** start of Data in this exercise **

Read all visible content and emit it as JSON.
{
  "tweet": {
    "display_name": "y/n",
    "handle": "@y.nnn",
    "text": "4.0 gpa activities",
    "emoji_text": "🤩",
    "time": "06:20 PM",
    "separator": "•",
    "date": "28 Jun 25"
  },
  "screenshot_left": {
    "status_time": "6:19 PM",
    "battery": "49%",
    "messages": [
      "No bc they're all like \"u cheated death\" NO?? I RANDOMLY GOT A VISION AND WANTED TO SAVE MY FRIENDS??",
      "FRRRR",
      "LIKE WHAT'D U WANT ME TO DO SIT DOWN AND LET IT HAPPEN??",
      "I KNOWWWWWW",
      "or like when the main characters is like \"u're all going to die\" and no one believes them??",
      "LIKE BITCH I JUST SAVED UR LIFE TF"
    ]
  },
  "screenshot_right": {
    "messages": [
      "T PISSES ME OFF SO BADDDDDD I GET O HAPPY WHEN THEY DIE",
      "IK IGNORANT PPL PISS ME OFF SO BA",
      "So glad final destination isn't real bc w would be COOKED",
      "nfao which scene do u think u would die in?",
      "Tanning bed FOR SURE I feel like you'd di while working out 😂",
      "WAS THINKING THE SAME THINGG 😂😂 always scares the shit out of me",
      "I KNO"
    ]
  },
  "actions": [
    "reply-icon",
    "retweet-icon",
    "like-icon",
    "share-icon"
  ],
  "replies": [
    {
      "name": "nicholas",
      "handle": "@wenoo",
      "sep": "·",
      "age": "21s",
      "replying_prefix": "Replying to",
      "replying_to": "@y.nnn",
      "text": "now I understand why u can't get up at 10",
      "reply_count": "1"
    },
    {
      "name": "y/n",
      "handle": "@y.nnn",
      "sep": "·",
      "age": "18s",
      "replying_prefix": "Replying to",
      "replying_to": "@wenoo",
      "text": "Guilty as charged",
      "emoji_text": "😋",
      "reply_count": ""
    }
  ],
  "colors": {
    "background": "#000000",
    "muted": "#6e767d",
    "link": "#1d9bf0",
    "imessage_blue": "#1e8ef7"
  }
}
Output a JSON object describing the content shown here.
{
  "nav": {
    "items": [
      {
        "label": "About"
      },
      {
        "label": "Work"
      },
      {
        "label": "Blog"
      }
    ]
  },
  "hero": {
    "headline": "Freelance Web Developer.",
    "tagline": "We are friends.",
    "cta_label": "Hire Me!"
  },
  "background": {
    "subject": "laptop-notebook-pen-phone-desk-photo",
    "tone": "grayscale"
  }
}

** end of Data in this exercise **

* What to work on *
Every line from the one containing "Output a JSON" through the last line must be copied exactly; leave out the rest.

* Response below *
Output a JSON object describing the content shown here.
{
  "nav": {
    "items": [
      {
        "label": "About"
      },
      {
        "label": "Work"
      },
      {
        "label": "Blog"
      }
    ]
  },
  "hero": {
    "headline": "Freelance Web Developer.",
    "tagline": "We are friends.",
    "cta_label": "Hire Me!"
  },
  "background": {
    "subject": "laptop-notebook-pen-phone-desk-photo",
    "tone": "grayscale"
  }
}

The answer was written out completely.